**Short exercise:**
Render the following material again verbatim, leaving nothing out.

**Entries:**
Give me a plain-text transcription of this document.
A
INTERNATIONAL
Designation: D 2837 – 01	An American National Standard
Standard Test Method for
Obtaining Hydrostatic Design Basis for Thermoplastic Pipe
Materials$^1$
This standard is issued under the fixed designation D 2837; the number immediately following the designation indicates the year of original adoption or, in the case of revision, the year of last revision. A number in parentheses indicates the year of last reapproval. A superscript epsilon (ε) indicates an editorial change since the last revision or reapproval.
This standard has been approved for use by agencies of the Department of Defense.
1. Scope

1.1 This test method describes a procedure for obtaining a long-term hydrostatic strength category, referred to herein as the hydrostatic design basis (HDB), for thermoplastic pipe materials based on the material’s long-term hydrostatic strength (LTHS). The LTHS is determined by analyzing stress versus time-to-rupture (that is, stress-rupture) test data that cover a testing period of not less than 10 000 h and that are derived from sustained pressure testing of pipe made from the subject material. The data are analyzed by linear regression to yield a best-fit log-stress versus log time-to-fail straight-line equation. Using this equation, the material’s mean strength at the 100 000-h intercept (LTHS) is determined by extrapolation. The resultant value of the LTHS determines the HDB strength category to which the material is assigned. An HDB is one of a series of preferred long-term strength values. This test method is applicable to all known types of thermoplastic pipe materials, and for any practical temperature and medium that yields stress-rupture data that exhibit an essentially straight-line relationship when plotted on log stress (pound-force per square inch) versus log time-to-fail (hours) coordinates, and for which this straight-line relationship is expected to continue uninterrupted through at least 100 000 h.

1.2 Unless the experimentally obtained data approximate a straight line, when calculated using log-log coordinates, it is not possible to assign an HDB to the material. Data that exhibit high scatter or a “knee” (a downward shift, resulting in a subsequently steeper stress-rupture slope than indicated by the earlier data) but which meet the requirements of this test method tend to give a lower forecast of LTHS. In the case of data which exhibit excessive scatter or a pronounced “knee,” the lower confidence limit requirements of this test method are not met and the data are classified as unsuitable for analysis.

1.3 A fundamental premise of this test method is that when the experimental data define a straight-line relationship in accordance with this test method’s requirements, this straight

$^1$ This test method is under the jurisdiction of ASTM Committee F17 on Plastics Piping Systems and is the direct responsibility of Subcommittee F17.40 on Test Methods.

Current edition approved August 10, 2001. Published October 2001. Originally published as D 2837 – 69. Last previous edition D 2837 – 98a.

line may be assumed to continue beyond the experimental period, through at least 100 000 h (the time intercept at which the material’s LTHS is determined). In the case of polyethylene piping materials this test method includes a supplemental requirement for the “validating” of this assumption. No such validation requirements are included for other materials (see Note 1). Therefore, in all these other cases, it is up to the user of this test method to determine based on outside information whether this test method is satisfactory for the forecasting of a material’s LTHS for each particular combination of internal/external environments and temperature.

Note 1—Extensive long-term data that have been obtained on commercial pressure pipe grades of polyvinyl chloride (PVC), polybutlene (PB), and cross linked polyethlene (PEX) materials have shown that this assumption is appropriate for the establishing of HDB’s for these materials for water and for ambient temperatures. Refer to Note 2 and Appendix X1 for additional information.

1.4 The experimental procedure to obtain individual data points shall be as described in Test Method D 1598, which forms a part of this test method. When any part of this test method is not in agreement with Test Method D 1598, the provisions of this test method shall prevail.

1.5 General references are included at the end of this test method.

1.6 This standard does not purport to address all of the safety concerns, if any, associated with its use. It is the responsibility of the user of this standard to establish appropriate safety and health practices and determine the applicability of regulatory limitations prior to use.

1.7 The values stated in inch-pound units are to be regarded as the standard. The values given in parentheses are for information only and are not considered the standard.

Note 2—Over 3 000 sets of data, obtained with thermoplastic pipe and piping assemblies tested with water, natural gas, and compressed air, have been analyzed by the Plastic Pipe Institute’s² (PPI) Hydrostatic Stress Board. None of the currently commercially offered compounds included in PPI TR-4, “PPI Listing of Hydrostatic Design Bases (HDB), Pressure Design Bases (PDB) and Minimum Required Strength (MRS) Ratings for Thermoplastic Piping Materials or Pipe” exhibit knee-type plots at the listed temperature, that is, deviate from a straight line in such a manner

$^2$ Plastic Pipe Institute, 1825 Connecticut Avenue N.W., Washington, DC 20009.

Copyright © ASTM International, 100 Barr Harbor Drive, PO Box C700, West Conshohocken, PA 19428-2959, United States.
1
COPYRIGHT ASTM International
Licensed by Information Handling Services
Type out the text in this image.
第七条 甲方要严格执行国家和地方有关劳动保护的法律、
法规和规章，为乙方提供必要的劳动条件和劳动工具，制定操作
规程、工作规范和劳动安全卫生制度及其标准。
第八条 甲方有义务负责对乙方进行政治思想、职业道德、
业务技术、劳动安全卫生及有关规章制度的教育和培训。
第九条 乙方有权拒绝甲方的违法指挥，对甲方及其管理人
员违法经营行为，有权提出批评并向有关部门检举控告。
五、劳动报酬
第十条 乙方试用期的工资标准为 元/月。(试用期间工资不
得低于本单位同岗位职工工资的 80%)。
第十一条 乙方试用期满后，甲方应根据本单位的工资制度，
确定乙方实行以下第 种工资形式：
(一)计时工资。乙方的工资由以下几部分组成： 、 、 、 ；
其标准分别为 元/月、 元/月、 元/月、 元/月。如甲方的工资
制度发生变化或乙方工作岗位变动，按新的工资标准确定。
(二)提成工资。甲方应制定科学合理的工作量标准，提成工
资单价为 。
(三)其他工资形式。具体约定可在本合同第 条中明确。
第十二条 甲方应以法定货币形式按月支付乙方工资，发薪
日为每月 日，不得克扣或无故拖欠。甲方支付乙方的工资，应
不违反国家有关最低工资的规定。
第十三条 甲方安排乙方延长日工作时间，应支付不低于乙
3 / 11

**Exercise response:**
Give me a plain-text transcription of this document.
A
INTERNATIONAL
Designation: D 2837 – 01	An American National Standard
Standard Test Method for
Obtaining Hydrostatic Design Basis for Thermoplastic Pipe
Materials$^1$
This standard is issued under the fixed designation D 2837; the number immediately following the designation indicates the year of original adoption or, in the case of revision, the year of last revision. A number in parentheses indicates the year of last reapproval. A superscript epsilon (ε) indicates an editorial change since the last revision or reapproval.
This standard has been approved for use by agencies of the Department of Defense.
1. Scope

1.1 This test method describes a procedure for obtaining a long-term hydrostatic strength category, referred to herein as the hydrostatic design basis (HDB), for thermoplastic pipe materials based on the material’s long-term hydrostatic strength (LTHS). The LTHS is determined by analyzing stress versus time-to-rupture (that is, stress-rupture) test data that cover a testing period of not less than 10 000 h and that are derived from sustained pressure testing of pipe made from the subject material. The data are analyzed by linear regression to yield a best-fit log-stress versus log time-to-fail straight-line equation. Using this equation, the material’s mean strength at the 100 000-h intercept (LTHS) is determined by extrapolation. The resultant value of the LTHS determines the HDB strength category to which the material is assigned. An HDB is one of a series of preferred long-term strength values. This test method is applicable to all known types of thermoplastic pipe materials, and for any practical temperature and medium that yields stress-rupture data that exhibit an essentially straight-line relationship when plotted on log stress (pound-force per square inch) versus log time-to-fail (hours) coordinates, and for which this straight-line relationship is expected to continue uninterrupted through at least 100 000 h.

1.2 Unless the experimentally obtained data approximate a straight line, when calculated using log-log coordinates, it is not possible to assign an HDB to the material. Data that exhibit high scatter or a “knee” (a downward shift, resulting in a subsequently steeper stress-rupture slope than indicated by the earlier data) but which meet the requirements of this test method tend to give a lower forecast of LTHS. In the case of data which exhibit excessive scatter or a pronounced “knee,” the lower confidence limit requirements of this test method are not met and the data are classified as unsuitable for analysis.

1.3 A fundamental premise of this test method is that when the experimental data define a straight-line relationship in accordance with this test method’s requirements, this straight

$^1$ This test method is under the jurisdiction of ASTM Committee F17 on Plastics Piping Systems and is the direct responsibility of Subcommittee F17.40 on Test Methods.

Current edition approved August 10, 2001. Published October 2001. Originally published as D 2837 – 69. Last previous edition D 2837 – 98a.

line may be assumed to continue beyond the experimental period, through at least 100 000 h (the time intercept at which the material’s LTHS is determined). In the case of polyethylene piping materials this test method includes a supplemental requirement for the “validating” of this assumption. No such validation requirements are included for other materials (see Note 1). Therefore, in all these other cases, it is up to the user of this test method to determine based on outside information whether this test method is satisfactory for the forecasting of a material’s LTHS for each particular combination of internal/external environments and temperature.

Note 1—Extensive long-term data that have been obtained on commercial pressure pipe grades of polyvinyl chloride (PVC), polybutlene (PB), and cross linked polyethlene (PEX) materials have shown that this assumption is appropriate for the establishing of HDB’s for these materials for water and for ambient temperatures. Refer to Note 2 and Appendix X1 for additional information.

1.4 The experimental procedure to obtain individual data points shall be as described in Test Method D 1598, which forms a part of this test method. When any part of this test method is not in agreement with Test Method D 1598, the provisions of this test method shall prevail.

1.5 General references are included at the end of this test method.

1.6 This standard does not purport to address all of the safety concerns, if any, associated with its use. It is the responsibility of the user of this standard to establish appropriate safety and health practices and determine the applicability of regulatory limitations prior to use.

1.7 The values stated in inch-pound units are to be regarded as the standard. The values given in parentheses are for information only and are not considered the standard.

Note 2—Over 3 000 sets of data, obtained with thermoplastic pipe and piping assemblies tested with water, natural gas, and compressed air, have been analyzed by the Plastic Pipe Institute’s² (PPI) Hydrostatic Stress Board. None of the currently commercially offered compounds included in PPI TR-4, “PPI Listing of Hydrostatic Design Bases (HDB), Pressure Design Bases (PDB) and Minimum Required Strength (MRS) Ratings for Thermoplastic Piping Materials or Pipe” exhibit knee-type plots at the listed temperature, that is, deviate from a straight line in such a manner

$^2$ Plastic Pipe Institute, 1825 Connecticut Avenue N.W., Washington, DC 20009.

Copyright © ASTM International, 100 Barr Harbor Drive, PO Box C700, West Conshohocken, PA 19428-2959, United States.
1
COPYRIGHT ASTM International
Licensed by Information Handling Services
Type out the text in this image.
第七条 甲方要严格执行国家和地方有关劳动保护的法律、
法规和规章，为乙方提供必要的劳动条件和劳动工具，制定操作
规程、工作规范和劳动安全卫生制度及其标准。
第八条 甲方有义务负责对乙方进行政治思想、职业道德、
业务技术、劳动安全卫生及有关规章制度的教育和培训。
第九条 乙方有权拒绝甲方的违法指挥，对甲方及其管理人
员违法经营行为，有权提出批评并向有关部门检举控告。
五、劳动报酬
第十条 乙方试用期的工资标准为 元/月。(试用期间工资不
得低于本单位同岗位职工工资的 80%)。
第十一条 乙方试用期满后，甲方应根据本单位的工资制度，
确定乙方实行以下第 种工资形式：
(一)计时工资。乙方的工资由以下几部分组成： 、 、 、 ；
其标准分别为 元/月、 元/月、 元/月、 元/月。如甲方的工资
制度发生变化或乙方工作岗位变动，按新的工资标准确定。
(二)提成工资。甲方应制定科学合理的工作量标准，提成工
资单价为 。
(三)其他工资形式。具体约定可在本合同第 条中明确。
第十二条 甲方应以法定货币形式按月支付乙方工资，发薪
日为每月 日，不得克扣或无故拖欠。甲方支付乙方的工资，应
不违反国家有关最低工资的规定。
第十三条 甲方安排乙方延长日工作时间，应支付不低于乙
3 / 11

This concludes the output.